• Short task: Below are records; count the lines that contain "Location" and give only the total.
----------
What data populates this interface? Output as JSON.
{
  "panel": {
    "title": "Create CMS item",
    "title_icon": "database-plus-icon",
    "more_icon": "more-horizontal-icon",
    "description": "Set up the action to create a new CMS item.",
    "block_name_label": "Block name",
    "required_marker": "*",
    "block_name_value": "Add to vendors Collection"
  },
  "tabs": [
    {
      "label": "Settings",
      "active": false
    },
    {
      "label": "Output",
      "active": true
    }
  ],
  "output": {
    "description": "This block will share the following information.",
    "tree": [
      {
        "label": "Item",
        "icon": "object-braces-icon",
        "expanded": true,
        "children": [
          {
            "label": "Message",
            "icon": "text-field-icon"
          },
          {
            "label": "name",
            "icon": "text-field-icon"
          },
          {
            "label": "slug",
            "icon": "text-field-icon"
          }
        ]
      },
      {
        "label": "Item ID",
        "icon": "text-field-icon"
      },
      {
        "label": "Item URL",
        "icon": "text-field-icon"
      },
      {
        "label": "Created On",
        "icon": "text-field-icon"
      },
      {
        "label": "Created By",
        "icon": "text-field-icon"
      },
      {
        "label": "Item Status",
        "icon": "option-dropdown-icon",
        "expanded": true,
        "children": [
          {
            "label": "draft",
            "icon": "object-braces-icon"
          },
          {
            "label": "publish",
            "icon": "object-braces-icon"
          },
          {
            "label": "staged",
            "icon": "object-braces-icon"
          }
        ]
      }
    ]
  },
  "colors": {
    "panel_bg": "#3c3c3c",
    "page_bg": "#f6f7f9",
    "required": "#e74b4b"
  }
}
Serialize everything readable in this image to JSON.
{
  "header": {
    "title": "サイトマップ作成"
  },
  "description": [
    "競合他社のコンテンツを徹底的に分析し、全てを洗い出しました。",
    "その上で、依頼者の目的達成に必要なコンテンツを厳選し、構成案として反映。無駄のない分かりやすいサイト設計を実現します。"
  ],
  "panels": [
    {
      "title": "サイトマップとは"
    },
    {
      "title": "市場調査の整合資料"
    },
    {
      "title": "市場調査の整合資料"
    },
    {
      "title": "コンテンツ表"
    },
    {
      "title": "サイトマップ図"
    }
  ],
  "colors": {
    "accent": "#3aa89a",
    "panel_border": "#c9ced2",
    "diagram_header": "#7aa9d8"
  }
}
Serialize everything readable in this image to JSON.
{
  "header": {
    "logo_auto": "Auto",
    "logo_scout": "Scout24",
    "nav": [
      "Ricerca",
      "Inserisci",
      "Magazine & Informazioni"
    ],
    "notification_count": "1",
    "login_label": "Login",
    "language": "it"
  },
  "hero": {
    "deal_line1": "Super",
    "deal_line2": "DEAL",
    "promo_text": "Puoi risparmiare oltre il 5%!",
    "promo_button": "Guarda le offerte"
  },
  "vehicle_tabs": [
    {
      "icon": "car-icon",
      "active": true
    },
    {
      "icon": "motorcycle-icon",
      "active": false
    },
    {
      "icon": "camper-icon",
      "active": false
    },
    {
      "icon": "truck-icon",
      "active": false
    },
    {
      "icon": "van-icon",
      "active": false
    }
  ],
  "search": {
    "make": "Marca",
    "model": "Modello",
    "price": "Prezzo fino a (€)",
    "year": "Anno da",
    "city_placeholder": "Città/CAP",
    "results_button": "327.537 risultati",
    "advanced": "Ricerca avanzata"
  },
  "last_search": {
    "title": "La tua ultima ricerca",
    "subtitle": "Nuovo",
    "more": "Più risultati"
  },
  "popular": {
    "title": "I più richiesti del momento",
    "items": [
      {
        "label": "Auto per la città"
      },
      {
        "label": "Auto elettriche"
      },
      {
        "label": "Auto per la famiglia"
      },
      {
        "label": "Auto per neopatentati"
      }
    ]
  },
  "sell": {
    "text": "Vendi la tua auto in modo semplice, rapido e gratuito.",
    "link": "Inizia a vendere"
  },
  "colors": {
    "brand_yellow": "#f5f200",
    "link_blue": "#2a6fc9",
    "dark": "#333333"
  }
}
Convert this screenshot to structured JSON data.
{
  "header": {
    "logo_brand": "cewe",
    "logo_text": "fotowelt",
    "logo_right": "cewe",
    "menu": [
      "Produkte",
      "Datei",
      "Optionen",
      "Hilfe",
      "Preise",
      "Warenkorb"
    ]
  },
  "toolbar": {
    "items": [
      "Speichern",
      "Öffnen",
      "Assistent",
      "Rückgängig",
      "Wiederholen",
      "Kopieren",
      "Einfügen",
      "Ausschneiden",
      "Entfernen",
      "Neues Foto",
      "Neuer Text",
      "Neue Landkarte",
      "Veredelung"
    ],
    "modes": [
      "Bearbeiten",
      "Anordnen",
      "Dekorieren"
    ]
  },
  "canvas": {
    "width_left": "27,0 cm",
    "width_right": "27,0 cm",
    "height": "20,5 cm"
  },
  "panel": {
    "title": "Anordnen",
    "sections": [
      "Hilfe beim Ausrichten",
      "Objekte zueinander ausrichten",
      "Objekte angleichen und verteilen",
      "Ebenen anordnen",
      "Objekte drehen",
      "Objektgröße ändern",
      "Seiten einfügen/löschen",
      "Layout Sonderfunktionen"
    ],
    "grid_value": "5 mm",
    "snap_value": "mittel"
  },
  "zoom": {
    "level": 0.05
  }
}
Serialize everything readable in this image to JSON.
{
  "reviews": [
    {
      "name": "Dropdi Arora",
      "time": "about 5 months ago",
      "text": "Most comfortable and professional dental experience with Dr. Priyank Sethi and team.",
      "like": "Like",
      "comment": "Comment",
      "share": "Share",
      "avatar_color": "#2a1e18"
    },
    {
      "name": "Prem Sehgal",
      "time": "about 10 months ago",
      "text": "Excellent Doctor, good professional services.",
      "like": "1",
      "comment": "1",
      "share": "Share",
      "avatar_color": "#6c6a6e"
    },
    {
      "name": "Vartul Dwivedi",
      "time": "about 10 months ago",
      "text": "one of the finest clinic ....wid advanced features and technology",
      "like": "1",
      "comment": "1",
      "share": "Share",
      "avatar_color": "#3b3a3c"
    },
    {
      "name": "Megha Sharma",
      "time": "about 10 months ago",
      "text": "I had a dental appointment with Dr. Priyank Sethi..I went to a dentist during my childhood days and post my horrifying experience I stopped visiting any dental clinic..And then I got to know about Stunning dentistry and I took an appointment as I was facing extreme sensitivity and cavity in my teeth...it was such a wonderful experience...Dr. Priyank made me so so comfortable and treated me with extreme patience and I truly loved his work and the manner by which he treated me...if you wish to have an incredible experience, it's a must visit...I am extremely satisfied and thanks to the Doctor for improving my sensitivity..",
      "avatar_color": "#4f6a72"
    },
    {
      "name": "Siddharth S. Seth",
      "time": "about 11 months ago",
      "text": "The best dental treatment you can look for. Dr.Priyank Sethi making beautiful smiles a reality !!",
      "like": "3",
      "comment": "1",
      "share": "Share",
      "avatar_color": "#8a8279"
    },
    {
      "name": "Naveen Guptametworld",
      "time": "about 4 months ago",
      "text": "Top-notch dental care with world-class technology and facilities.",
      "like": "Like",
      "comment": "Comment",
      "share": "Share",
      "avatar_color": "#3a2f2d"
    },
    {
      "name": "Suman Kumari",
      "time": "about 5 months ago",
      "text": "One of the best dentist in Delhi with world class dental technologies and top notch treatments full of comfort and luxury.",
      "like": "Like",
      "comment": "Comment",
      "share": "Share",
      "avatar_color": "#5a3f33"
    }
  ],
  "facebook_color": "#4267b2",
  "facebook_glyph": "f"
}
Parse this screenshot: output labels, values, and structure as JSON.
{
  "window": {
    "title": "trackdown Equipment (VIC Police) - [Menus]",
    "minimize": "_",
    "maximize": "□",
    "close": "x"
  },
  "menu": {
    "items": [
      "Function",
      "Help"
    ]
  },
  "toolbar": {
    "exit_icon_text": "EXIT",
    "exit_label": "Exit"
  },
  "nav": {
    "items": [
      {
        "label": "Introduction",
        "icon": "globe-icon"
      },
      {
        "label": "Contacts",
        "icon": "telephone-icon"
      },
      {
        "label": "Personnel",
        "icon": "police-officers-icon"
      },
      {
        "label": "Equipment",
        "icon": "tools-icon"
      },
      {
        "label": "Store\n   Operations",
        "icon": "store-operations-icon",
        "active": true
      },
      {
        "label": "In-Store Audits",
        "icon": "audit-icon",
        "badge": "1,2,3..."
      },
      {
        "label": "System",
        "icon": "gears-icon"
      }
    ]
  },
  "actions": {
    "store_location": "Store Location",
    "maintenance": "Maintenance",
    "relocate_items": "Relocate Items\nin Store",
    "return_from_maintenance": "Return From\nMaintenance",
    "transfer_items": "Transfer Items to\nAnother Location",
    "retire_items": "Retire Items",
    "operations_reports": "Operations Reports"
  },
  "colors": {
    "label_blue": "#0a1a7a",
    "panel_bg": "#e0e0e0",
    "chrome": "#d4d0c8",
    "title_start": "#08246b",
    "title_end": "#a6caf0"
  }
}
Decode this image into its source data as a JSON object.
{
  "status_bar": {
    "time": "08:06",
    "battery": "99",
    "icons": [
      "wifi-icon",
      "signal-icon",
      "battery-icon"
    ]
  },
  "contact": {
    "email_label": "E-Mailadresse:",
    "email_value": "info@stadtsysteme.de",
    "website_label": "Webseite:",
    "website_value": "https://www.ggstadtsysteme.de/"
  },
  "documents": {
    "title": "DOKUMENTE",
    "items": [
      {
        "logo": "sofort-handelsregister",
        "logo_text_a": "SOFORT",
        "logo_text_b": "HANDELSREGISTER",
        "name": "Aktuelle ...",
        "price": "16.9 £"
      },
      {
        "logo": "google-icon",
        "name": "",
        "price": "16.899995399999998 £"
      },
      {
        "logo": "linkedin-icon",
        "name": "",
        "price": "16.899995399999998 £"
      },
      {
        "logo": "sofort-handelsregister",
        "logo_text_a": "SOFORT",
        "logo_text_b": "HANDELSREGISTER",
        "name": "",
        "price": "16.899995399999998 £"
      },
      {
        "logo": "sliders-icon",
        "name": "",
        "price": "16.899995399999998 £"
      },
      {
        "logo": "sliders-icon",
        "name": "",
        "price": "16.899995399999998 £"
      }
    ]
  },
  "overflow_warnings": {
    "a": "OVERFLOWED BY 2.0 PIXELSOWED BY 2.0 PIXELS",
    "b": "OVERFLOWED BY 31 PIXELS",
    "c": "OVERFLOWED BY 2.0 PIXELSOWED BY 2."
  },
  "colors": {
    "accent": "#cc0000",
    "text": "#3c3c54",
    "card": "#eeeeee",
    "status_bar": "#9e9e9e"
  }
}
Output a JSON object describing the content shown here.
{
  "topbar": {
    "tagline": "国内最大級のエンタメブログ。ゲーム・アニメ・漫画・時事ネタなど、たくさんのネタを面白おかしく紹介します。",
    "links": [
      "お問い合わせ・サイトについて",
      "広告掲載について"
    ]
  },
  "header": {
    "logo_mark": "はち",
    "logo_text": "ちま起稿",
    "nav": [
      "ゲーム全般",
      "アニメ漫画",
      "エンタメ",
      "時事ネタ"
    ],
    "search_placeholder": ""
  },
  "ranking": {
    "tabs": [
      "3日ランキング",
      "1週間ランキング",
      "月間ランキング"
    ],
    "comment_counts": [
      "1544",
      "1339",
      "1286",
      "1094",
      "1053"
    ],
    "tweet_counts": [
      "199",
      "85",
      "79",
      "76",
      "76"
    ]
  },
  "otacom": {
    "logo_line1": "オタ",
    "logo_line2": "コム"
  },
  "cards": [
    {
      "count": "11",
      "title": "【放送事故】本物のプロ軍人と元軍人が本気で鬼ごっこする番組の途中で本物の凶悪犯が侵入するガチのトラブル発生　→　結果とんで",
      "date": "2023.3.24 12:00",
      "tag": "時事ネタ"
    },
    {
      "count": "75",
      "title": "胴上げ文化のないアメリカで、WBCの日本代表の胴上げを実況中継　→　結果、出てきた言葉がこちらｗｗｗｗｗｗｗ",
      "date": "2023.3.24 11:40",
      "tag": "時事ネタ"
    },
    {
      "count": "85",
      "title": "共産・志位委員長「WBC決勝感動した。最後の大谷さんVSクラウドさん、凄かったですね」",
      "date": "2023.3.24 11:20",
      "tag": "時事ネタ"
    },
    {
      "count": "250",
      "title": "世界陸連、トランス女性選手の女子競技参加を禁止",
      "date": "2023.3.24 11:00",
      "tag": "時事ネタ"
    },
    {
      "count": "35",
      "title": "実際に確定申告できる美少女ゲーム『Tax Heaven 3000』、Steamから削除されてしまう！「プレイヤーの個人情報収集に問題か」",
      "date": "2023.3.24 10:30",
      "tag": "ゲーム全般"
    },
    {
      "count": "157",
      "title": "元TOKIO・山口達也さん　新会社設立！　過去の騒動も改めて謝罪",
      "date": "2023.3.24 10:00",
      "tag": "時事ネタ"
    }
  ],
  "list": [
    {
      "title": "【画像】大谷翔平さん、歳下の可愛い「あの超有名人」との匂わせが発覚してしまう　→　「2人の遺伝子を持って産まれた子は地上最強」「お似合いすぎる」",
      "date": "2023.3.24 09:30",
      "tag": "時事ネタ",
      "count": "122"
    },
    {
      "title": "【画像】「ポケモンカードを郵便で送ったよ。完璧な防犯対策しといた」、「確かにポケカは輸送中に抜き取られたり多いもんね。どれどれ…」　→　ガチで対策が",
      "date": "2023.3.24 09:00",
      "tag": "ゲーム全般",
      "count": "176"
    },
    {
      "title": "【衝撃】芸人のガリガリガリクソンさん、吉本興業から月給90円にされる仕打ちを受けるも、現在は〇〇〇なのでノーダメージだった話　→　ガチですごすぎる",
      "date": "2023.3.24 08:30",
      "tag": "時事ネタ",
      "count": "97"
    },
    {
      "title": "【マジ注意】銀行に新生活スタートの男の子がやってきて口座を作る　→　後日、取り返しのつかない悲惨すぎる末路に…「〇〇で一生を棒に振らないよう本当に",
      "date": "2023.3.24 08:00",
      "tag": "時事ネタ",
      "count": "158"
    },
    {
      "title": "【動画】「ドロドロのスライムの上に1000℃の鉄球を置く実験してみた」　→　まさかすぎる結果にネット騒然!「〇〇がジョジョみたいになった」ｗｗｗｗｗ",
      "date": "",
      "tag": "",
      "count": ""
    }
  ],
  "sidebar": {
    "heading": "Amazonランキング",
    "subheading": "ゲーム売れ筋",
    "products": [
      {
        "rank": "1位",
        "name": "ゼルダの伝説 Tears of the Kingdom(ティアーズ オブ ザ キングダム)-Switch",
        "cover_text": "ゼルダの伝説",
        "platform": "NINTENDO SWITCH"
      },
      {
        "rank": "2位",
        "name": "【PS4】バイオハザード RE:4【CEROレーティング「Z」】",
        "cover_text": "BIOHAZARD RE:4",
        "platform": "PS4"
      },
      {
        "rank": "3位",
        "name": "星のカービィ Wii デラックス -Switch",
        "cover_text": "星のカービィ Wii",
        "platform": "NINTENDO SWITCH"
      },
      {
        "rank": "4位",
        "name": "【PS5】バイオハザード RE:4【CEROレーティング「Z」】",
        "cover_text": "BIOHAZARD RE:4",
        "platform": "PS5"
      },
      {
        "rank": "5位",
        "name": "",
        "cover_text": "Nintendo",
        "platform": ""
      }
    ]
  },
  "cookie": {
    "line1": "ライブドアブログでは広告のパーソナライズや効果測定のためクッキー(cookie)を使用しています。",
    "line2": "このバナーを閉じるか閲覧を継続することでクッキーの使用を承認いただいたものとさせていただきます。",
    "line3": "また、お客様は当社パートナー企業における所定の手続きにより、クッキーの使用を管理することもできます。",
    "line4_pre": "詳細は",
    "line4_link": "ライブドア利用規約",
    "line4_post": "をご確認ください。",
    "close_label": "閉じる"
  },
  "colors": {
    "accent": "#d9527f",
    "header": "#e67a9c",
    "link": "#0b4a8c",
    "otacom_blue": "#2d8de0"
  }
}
----------
• Exercise response: 2